** START OF Data lines **
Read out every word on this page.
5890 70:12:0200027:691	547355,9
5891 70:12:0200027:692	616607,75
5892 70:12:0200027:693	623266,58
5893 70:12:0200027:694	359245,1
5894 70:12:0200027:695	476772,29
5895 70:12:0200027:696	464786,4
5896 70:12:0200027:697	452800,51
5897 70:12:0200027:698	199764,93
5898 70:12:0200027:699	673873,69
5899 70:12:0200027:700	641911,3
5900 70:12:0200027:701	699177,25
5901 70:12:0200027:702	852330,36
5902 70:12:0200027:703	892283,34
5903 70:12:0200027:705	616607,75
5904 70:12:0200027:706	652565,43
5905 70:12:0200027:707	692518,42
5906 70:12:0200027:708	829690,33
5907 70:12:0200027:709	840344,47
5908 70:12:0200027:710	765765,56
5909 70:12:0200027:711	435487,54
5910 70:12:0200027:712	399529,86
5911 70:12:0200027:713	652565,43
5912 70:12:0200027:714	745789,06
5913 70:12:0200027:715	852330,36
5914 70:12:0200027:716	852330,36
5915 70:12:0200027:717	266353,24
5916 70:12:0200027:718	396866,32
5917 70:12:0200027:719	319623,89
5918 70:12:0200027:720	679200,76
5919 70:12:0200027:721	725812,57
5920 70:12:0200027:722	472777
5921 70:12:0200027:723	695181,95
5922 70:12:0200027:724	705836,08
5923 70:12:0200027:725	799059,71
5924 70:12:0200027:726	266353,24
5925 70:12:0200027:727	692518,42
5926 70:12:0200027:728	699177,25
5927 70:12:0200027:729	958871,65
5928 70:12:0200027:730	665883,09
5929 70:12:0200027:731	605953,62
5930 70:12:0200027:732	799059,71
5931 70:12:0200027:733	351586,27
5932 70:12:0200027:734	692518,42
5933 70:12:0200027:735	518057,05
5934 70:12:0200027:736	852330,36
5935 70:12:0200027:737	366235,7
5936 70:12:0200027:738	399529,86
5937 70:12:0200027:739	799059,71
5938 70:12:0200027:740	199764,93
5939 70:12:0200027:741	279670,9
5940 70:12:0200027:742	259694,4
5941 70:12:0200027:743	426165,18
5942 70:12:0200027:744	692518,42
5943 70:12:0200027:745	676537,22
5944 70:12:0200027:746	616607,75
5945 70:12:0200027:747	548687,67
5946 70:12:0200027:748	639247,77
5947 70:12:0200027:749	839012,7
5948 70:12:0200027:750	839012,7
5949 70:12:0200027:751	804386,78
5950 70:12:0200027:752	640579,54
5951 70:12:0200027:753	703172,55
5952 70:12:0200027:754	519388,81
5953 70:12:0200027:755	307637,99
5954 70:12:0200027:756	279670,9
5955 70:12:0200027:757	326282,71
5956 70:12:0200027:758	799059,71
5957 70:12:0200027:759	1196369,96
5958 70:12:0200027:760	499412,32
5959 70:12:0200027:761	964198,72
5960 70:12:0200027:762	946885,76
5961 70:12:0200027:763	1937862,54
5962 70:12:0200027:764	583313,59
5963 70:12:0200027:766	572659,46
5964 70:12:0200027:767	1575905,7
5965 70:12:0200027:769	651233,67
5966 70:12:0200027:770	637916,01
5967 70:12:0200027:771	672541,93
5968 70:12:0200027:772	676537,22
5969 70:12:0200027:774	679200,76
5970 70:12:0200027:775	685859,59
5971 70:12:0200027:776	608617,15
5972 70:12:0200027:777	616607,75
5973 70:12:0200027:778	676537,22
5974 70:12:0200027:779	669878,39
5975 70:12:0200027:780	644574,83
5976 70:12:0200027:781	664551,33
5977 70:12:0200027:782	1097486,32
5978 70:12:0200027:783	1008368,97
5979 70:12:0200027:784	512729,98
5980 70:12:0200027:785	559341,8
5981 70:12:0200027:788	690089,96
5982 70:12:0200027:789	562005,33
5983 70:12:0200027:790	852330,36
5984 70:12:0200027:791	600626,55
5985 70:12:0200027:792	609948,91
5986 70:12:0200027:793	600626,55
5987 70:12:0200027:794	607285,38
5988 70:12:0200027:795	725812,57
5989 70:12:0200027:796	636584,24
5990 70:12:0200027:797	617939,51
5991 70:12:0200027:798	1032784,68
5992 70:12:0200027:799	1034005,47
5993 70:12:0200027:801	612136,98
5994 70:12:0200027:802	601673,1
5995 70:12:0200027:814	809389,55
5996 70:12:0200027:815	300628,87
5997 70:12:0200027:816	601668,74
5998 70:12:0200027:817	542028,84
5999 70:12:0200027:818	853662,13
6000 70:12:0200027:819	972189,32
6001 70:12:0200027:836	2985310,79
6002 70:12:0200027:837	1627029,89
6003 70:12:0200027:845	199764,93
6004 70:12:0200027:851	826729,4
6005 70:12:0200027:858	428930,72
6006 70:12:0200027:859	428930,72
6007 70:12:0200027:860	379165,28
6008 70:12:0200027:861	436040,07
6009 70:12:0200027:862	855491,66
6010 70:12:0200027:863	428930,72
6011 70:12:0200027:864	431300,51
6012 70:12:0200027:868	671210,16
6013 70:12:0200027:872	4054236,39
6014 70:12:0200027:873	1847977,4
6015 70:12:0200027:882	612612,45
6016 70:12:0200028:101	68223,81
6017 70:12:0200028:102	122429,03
** END OF Data lines **
### Instructions for the task
Repeat every record exactly as written, please.

### Result of the task
Read out every word on this page.
5890 70:12:0200027:691	547355,9
5891 70:12:0200027:692	616607,75
5892 70:12:0200027:693	623266,58
5893 70:12:0200027:694	359245,1
5894 70:12:0200027:695	476772,29
5895 70:12:0200027:696	464786,4
5896 70:12:0200027:697	452800,51
5897 70:12:0200027:698	199764,93
5898 70:12:0200027:699	673873,69
5899 70:12:0200027:700	641911,3
5900 70:12:0200027:701	699177,25
5901 70:12:0200027:702	852330,36
5902 70:12:0200027:703	892283,34
5903 70:12:0200027:705	616607,75
5904 70:12:0200027:706	652565,43
5905 70:12:0200027:707	692518,42
5906 70:12:0200027:708	829690,33
5907 70:12:0200027:709	840344,47
5908 70:12:0200027:710	765765,56
5909 70:12:0200027:711	435487,54
5910 70:12:0200027:712	399529,86
5911 70:12:0200027:713	652565,43
5912 70:12:0200027:714	745789,06
5913 70:12:0200027:715	852330,36
5914 70:12:0200027:716	852330,36
5915 70:12:0200027:717	266353,24
5916 70:12:0200027:718	396866,32
5917 70:12:0200027:719	319623,89
5918 70:12:0200027:720	679200,76
5919 70:12:0200027:721	725812,57
5920 70:12:0200027:722	472777
5921 70:12:0200027:723	695181,95
5922 70:12:0200027:724	705836,08
5923 70:12:0200027:725	799059,71
5924 70:12:0200027:726	266353,24
5925 70:12:0200027:727	692518,42
5926 70:12:0200027:728	699177,25
5927 70:12:0200027:729	958871,65
5928 70:12:0200027:730	665883,09
5929 70:12:0200027:731	605953,62
5930 70:12:0200027:732	799059,71
5931 70:12:0200027:733	351586,27
5932 70:12:0200027:734	692518,42
5933 70:12:0200027:735	518057,05
5934 70:12:0200027:736	852330,36
5935 70:12:0200027:737	366235,7
5936 70:12:0200027:738	399529,86
5937 70:12:0200027:739	799059,71
5938 70:12:0200027:740	199764,93
5939 70:12:0200027:741	279670,9
5940 70:12:0200027:742	259694,4
5941 70:12:0200027:743	426165,18
5942 70:12:0200027:744	692518,42
5943 70:12:0200027:745	676537,22
5944 70:12:0200027:746	616607,75
5945 70:12:0200027:747	548687,67
5946 70:12:0200027:748	639247,77
5947 70:12:0200027:749	839012,7
5948 70:12:0200027:750	839012,7
5949 70:12:0200027:751	804386,78
5950 70:12:0200027:752	640579,54
5951 70:12:0200027:753	703172,55
5952 70:12:0200027:754	519388,81
5953 70:12:0200027:755	307637,99
5954 70:12:0200027:756	279670,9
5955 70:12:0200027:757	326282,71
5956 70:12:0200027:758	799059,71
5957 70:12:0200027:759	1196369,96
5958 70:12:0200027:760	499412,32
5959 70:12:0200027:761	964198,72
5960 70:12:0200027:762	946885,76
5961 70:12:0200027:763	1937862,54
5962 70:12:0200027:764	583313,59
5963 70:12:0200027:766	572659,46
5964 70:12:0200027:767	1575905,7
5965 70:12:0200027:769	651233,67
5966 70:12:0200027:770	637916,01
5967 70:12:0200027:771	672541,93
5968 70:12:0200027:772	676537,22
5969 70:12:0200027:774	679200,76
5970 70:12:0200027:775	685859,59
5971 70:12:0200027:776	608617,15
5972 70:12:0200027:777	616607,75
5973 70:12:0200027:778	676537,22
5974 70:12:0200027:779	669878,39
5975 70:12:0200027:780	644574,83
5976 70:12:0200027:781	664551,33
5977 70:12:0200027:782	1097486,32
5978 70:12:0200027:783	1008368,97
5979 70:12:0200027:784	512729,98
5980 70:12:0200027:785	559341,8
5981 70:12:0200027:788	690089,96
5982 70:12:0200027:789	562005,33
5983 70:12:0200027:790	852330,36
5984 70:12:0200027:791	600626,55
5985 70:12:0200027:792	609948,91
5986 70:12:0200027:793	600626,55
5987 70:12:0200027:794	607285,38
5988 70:12:0200027:795	725812,57
5989 70:12:0200027:796	636584,24
5990 70:12:0200027:797	617939,51
5991 70:12:0200027:798	1032784,68
5992 70:12:0200027:799	1034005,47
5993 70:12:0200027:801	612136,98
5994 70:12:0200027:802	601673,1
5995 70:12:0200027:814	809389,55
5996 70:12:0200027:815	300628,87
5997 70:12:0200027:816	601668,74
5998 70:12:0200027:817	542028,84
5999 70:12:0200027:818	853662,13
6000 70:12:0200027:819	972189,32
6001 70:12:0200027:836	2985310,79
6002 70:12:0200027:837	1627029,89
6003 70:12:0200027:845	199764,93
6004 70:12:0200027:851	826729,4
6005 70:12:0200027:858	428930,72
6006 70:12:0200027:859	428930,72
6007 70:12:0200027:860	379165,28
6008 70:12:0200027:861	436040,07
6009 70:12:0200027:862	855491,66
6010 70:12:0200027:863	428930,72
6011 70:12:0200027:864	431300,51
6012 70:12:0200027:868	671210,16
6013 70:12:0200027:872	4054236,39
6014 70:12:0200027:873	1847977,4
6015 70:12:0200027:882	612612,45
6016 70:12:0200028:101	68223,81
6017 70:12:0200028:102	122429,03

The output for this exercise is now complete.